— AIM OF THE EXERCISE —
Without the pictures, set down every line of the data exactly.

(Extracted records)
######
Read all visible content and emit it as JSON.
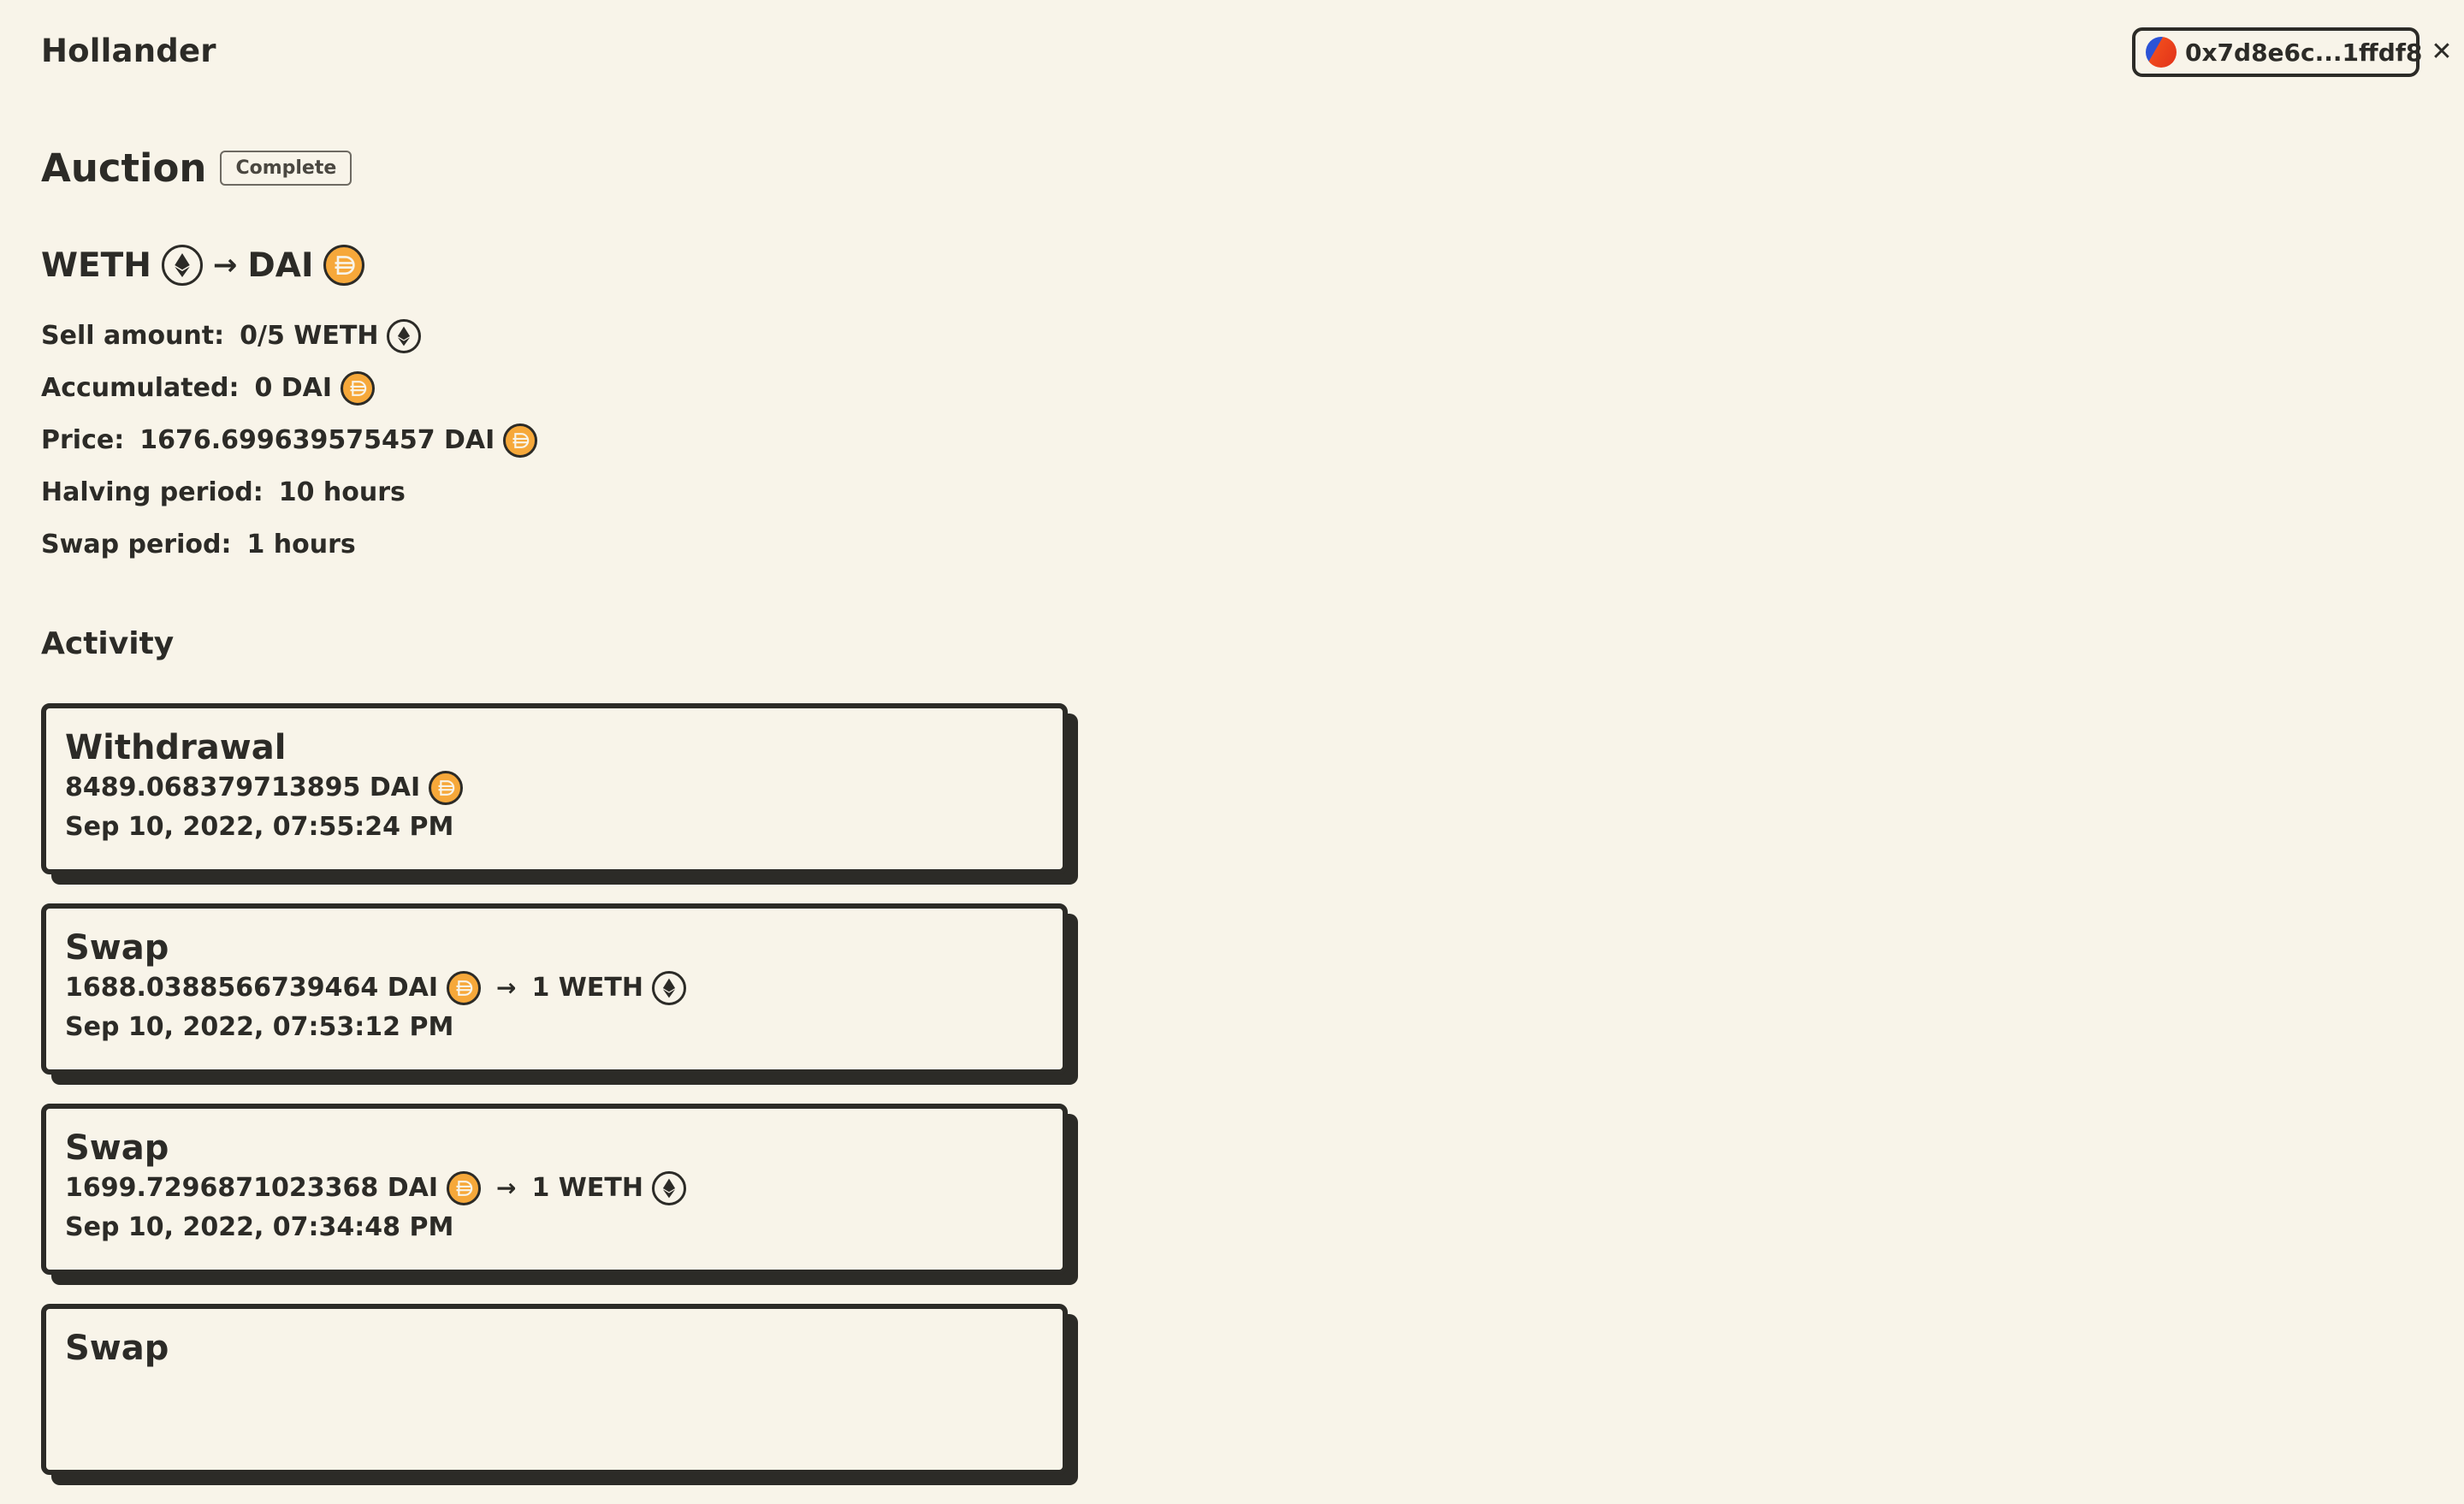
{
  "app": {
    "title": "Hollander"
  },
  "wallet": {
    "address": "0x7d8e6c...1ffdf8"
  },
  "auction": {
    "title": "Auction",
    "status": "Complete",
    "pair": {
      "sell_token": "WETH",
      "buy_token": "DAI"
    },
    "details": [
      {
        "label": "Sell amount:",
        "value": "0/5 WETH",
        "icon": "eth-icon"
      },
      {
        "label": "Accumulated:",
        "value": "0 DAI",
        "icon": "dai-icon"
      },
      {
        "label": "Price:",
        "value": "1676.699639575457 DAI",
        "icon": "dai-icon"
      },
      {
        "label": "Halving period:",
        "value": "10 hours"
      },
      {
        "label": "Swap period:",
        "value": "1 hours"
      }
    ]
  },
  "activity": {
    "title": "Activity",
    "items": [
      {
        "type": "Withdrawal",
        "amount_in": "8489.068379713895 DAI",
        "timestamp": "Sep 10, 2022, 07:55:24 PM"
      },
      {
        "type": "Swap",
        "amount_in": "1688.0388566739464 DAI",
        "amount_out": "1 WETH",
        "timestamp": "Sep 10, 2022, 07:53:12 PM"
      },
      {
        "type": "Swap",
        "amount_in": "1699.7296871023368 DAI",
        "amount_out": "1 WETH",
        "timestamp": "Sep 10, 2022, 07:34:48 PM"
      },
      {
        "type": "Swap"
      }
    ]
  },
  "colors": {
    "background": "#f8f4e9",
    "ink": "#2c2b27",
    "dai": "#f6a83a"
  }
}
######
— ANSWER FOR THIS EXERCISE —
Read all visible content and emit it as JSON.
{
  "app": {
    "title": "Hollander"
  },
  "wallet": {
    "address": "0x7d8e6c...1ffdf8"
  },
  "auction": {
    "title": "Auction",
    "status": "Complete",
    "pair": {
      "sell_token": "WETH",
      "buy_token": "DAI"
    },
    "details": [
      {
        "label": "Sell amount:",
        "value": "0/5 WETH",
        "icon": "eth-icon"
      },
      {
        "label": "Accumulated:",
        "value": "0 DAI",
        "icon": "dai-icon"
      },
      {
        "label": "Price:",
        "value": "1676.699639575457 DAI",
        "icon": "dai-icon"
      },
      {
        "label": "Halving period:",
        "value": "10 hours"
      },
      {
        "label": "Swap period:",
        "value": "1 hours"
      }
    ]
  },
  "activity": {
    "title": "Activity",
    "items": [
      {
        "type": "Withdrawal",
        "amount_in": "8489.068379713895 DAI",
        "timestamp": "Sep 10, 2022, 07:55:24 PM"
      },
      {
        "type": "Swap",
        "amount_in": "1688.0388566739464 DAI",
        "amount_out": "1 WETH",
        "timestamp": "Sep 10, 2022, 07:53:12 PM"
      },
      {
        "type": "Swap",
        "amount_in": "1699.7296871023368 DAI",
        "amount_out": "1 WETH",
        "timestamp": "Sep 10, 2022, 07:34:48 PM"
      },
      {
        "type": "Swap"
      }
    ]
  },
  "colors": {
    "background": "#f8f4e9",
    "ink": "#2c2b27",
    "dai": "#f6a83a"
  }
}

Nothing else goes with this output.